PROBLEM DESCRIPTION: Your task is to retype each line of the data below exactly.

DATA SHOWN:

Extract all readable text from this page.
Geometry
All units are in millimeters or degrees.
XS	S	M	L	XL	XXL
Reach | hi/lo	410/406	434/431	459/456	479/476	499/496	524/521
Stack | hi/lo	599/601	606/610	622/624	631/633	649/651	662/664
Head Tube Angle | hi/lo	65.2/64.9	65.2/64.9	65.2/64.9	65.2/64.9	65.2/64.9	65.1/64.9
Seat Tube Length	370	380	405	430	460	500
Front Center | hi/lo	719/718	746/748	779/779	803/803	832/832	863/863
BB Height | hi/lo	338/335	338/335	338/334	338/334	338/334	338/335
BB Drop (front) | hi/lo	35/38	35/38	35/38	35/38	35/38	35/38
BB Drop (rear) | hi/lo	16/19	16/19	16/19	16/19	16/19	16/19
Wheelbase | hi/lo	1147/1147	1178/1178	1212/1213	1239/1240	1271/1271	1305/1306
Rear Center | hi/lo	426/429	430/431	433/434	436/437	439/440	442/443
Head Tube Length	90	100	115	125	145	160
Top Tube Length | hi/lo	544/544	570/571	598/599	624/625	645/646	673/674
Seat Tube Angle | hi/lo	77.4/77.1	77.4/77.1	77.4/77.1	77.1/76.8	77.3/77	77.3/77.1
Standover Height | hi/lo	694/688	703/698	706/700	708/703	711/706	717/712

WORKED ANSWER:
Extract all readable text from this page.
Geometry
All units are in millimeters or degrees.
XS	S	M	L	XL	XXL
Reach | hi/lo	410/406	434/431	459/456	479/476	499/496	524/521
Stack | hi/lo	599/601	606/610	622/624	631/633	649/651	662/664
Head Tube Angle | hi/lo	65.2/64.9	65.2/64.9	65.2/64.9	65.2/64.9	65.2/64.9	65.1/64.9
Seat Tube Length	370	380	405	430	460	500
Front Center | hi/lo	719/718	746/748	779/779	803/803	832/832	863/863
BB Height | hi/lo	338/335	338/335	338/334	338/334	338/334	338/335
BB Drop (front) | hi/lo	35/38	35/38	35/38	35/38	35/38	35/38
BB Drop (rear) | hi/lo	16/19	16/19	16/19	16/19	16/19	16/19
Wheelbase | hi/lo	1147/1147	1178/1178	1212/1213	1239/1240	1271/1271	1305/1306
Rear Center | hi/lo	426/429	430/431	433/434	436/437	439/440	442/443
Head Tube Length	90	100	115	125	145	160
Top Tube Length | hi/lo	544/544	570/571	598/599	624/625	645/646	673/674
Seat Tube Angle | hi/lo	77.4/77.1	77.4/77.1	77.4/77.1	77.1/76.8	77.3/77	77.3/77.1
Standover Height | hi/lo	694/688	703/698	706/700	708/703	711/706	717/712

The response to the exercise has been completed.